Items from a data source
***
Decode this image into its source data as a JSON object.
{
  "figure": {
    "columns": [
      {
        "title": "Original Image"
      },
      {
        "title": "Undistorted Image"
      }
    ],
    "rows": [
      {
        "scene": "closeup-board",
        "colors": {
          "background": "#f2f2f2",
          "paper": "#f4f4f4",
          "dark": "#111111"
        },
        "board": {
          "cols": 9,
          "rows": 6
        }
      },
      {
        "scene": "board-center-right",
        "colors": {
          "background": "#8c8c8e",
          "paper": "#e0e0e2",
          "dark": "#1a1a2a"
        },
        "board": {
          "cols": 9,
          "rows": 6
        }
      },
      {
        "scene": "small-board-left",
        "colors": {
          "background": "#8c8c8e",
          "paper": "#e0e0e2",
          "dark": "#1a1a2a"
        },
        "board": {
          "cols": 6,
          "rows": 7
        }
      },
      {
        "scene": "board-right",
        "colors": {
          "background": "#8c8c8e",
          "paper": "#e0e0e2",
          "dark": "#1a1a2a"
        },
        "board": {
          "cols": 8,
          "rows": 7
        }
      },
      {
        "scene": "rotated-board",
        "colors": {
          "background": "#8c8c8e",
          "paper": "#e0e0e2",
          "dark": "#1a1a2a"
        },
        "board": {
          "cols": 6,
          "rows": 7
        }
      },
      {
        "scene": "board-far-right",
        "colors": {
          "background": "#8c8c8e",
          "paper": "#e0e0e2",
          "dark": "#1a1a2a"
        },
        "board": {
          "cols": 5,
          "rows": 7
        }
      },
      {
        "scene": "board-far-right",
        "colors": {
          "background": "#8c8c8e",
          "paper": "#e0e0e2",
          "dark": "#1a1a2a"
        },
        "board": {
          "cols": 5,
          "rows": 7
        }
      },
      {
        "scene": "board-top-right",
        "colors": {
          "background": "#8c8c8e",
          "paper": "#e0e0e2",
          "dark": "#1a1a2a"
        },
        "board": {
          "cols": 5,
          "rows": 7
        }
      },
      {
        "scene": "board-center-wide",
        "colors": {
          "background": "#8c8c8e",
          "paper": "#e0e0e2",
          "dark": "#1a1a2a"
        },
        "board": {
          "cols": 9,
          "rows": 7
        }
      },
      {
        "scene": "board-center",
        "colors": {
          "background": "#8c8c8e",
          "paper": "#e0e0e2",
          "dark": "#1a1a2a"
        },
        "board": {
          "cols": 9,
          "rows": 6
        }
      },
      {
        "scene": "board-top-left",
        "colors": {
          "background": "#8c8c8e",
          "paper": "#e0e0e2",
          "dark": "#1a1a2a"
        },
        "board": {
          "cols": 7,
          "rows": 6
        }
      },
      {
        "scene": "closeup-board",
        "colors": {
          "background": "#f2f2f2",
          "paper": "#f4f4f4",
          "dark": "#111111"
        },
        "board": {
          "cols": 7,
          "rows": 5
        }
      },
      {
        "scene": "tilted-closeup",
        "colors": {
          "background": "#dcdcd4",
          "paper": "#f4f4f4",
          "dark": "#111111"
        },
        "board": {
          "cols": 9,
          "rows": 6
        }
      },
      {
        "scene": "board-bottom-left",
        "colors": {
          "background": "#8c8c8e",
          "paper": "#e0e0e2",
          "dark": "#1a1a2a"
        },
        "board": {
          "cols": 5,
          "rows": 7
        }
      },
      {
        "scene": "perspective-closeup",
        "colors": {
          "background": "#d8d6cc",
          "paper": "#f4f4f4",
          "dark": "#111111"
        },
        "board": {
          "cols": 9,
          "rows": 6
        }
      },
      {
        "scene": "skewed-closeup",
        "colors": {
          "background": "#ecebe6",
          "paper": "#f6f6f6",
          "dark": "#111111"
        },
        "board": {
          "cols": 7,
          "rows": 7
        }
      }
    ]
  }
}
***
WHAT YOU SHOULD DO -
Print the complete listing again, exactly as it stands.

SOLUTION -
Decode this image into its source data as a JSON object.
{
  "figure": {
    "columns": [
      {
        "title": "Original Image"
      },
      {
        "title": "Undistorted Image"
      }
    ],
    "rows": [
      {
        "scene": "closeup-board",
        "colors": {
          "background": "#f2f2f2",
          "paper": "#f4f4f4",
          "dark": "#111111"
        },
        "board": {
          "cols": 9,
          "rows": 6
        }
      },
      {
        "scene": "board-center-right",
        "colors": {
          "background": "#8c8c8e",
          "paper": "#e0e0e2",
          "dark": "#1a1a2a"
        },
        "board": {
          "cols": 9,
          "rows": 6
        }
      },
      {
        "scene": "small-board-left",
        "colors": {
          "background": "#8c8c8e",
          "paper": "#e0e0e2",
          "dark": "#1a1a2a"
        },
        "board": {
          "cols": 6,
          "rows": 7
        }
      },
      {
        "scene": "board-right",
        "colors": {
          "background": "#8c8c8e",
          "paper": "#e0e0e2",
          "dark": "#1a1a2a"
        },
        "board": {
          "cols": 8,
          "rows": 7
        }
      },
      {
        "scene": "rotated-board",
        "colors": {
          "background": "#8c8c8e",
          "paper": "#e0e0e2",
          "dark": "#1a1a2a"
        },
        "board": {
          "cols": 6,
          "rows": 7
        }
      },
      {
        "scene": "board-far-right",
        "colors": {
          "background": "#8c8c8e",
          "paper": "#e0e0e2",
          "dark": "#1a1a2a"
        },
        "board": {
          "cols": 5,
          "rows": 7
        }
      },
      {
        "scene": "board-far-right",
        "colors": {
          "background": "#8c8c8e",
          "paper": "#e0e0e2",
          "dark": "#1a1a2a"
        },
        "board": {
          "cols": 5,
          "rows": 7
        }
      },
      {
        "scene": "board-top-right",
        "colors": {
          "background": "#8c8c8e",
          "paper": "#e0e0e2",
          "dark": "#1a1a2a"
        },
        "board": {
          "cols": 5,
          "rows": 7
        }
      },
      {
        "scene": "board-center-wide",
        "colors": {
          "background": "#8c8c8e",
          "paper": "#e0e0e2",
          "dark": "#1a1a2a"
        },
        "board": {
          "cols": 9,
          "rows": 7
        }
      },
      {
        "scene": "board-center",
        "colors": {
          "background": "#8c8c8e",
          "paper": "#e0e0e2",
          "dark": "#1a1a2a"
        },
        "board": {
          "cols": 9,
          "rows": 6
        }
      },
      {
        "scene": "board-top-left",
        "colors": {
          "background": "#8c8c8e",
          "paper": "#e0e0e2",
          "dark": "#1a1a2a"
        },
        "board": {
          "cols": 7,
          "rows": 6
        }
      },
      {
        "scene": "closeup-board",
        "colors": {
          "background": "#f2f2f2",
          "paper": "#f4f4f4",
          "dark": "#111111"
        },
        "board": {
          "cols": 7,
          "rows": 5
        }
      },
      {
        "scene": "tilted-closeup",
        "colors": {
          "background": "#dcdcd4",
          "paper": "#f4f4f4",
          "dark": "#111111"
        },
        "board": {
          "cols": 9,
          "rows": 6
        }
      },
      {
        "scene": "board-bottom-left",
        "colors": {
          "background": "#8c8c8e",
          "paper": "#e0e0e2",
          "dark": "#1a1a2a"
        },
        "board": {
          "cols": 5,
          "rows": 7
        }
      },
      {
        "scene": "perspective-closeup",
        "colors": {
          "background": "#d8d6cc",
          "paper": "#f4f4f4",
          "dark": "#111111"
        },
        "board": {
          "cols": 9,
          "rows": 6
        }
      },
      {
        "scene": "skewed-closeup",
        "colors": {
          "background": "#ecebe6",
          "paper": "#f6f6f6",
          "dark": "#111111"
        },
        "board": {
          "cols": 7,
          "rows": 7
        }
      }
    ]
  }
}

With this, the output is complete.